**Given request**
Provide a single number: the count of lines containing the string "members".

**Entries provided**
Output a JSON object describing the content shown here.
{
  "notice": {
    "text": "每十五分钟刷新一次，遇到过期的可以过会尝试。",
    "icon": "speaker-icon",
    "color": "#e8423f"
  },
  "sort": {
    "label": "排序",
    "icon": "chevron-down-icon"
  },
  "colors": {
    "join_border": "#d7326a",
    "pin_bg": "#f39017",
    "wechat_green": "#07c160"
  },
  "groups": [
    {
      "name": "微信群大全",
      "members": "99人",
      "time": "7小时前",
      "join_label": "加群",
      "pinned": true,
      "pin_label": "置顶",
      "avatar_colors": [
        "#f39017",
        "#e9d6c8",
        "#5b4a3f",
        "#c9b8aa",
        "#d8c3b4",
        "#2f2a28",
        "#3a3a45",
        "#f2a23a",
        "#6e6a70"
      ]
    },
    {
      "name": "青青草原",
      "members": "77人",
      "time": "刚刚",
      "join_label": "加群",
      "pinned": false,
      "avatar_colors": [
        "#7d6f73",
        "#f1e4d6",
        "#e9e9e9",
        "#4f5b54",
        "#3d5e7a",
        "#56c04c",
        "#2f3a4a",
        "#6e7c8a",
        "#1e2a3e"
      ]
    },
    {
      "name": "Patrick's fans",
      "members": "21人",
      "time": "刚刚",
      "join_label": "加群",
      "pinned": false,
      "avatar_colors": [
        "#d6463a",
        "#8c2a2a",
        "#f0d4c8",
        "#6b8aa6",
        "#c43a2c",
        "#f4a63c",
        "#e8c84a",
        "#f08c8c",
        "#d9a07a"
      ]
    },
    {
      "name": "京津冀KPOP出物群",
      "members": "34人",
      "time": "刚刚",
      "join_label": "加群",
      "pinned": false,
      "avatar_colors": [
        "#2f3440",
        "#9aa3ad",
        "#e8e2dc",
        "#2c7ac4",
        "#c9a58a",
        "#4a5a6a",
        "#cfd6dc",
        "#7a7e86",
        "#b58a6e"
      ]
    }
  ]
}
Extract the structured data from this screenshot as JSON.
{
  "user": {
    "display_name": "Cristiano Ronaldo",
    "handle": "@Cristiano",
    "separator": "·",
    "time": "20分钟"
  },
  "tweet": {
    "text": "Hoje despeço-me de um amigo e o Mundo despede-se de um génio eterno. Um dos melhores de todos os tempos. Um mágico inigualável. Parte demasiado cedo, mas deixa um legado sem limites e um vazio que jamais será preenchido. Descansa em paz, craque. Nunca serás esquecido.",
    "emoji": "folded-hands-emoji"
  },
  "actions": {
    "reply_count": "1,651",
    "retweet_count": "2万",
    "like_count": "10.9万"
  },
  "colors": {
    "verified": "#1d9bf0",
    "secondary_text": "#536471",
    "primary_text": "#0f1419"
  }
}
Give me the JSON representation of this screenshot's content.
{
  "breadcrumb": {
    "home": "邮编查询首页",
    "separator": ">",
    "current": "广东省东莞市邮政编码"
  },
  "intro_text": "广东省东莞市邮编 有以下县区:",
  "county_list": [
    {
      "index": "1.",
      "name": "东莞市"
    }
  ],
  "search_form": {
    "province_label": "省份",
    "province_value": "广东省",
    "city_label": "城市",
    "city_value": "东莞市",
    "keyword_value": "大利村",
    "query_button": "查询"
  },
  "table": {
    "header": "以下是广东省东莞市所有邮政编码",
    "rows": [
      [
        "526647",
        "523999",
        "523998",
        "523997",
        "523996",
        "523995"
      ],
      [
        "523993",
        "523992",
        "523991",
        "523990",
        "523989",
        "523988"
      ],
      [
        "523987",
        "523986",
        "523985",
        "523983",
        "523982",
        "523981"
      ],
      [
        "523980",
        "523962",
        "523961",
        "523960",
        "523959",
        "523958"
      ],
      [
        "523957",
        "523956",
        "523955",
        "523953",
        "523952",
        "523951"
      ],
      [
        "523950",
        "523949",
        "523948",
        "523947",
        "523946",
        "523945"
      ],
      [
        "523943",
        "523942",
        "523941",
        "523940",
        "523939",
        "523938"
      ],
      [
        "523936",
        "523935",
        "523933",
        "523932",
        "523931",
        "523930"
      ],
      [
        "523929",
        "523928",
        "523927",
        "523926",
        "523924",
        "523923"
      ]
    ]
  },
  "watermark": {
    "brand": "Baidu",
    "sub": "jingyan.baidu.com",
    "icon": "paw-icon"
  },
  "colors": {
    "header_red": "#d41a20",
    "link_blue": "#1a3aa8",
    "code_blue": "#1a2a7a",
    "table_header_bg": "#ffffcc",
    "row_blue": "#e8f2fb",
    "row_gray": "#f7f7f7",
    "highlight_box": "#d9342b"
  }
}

**Solution for this problem**
4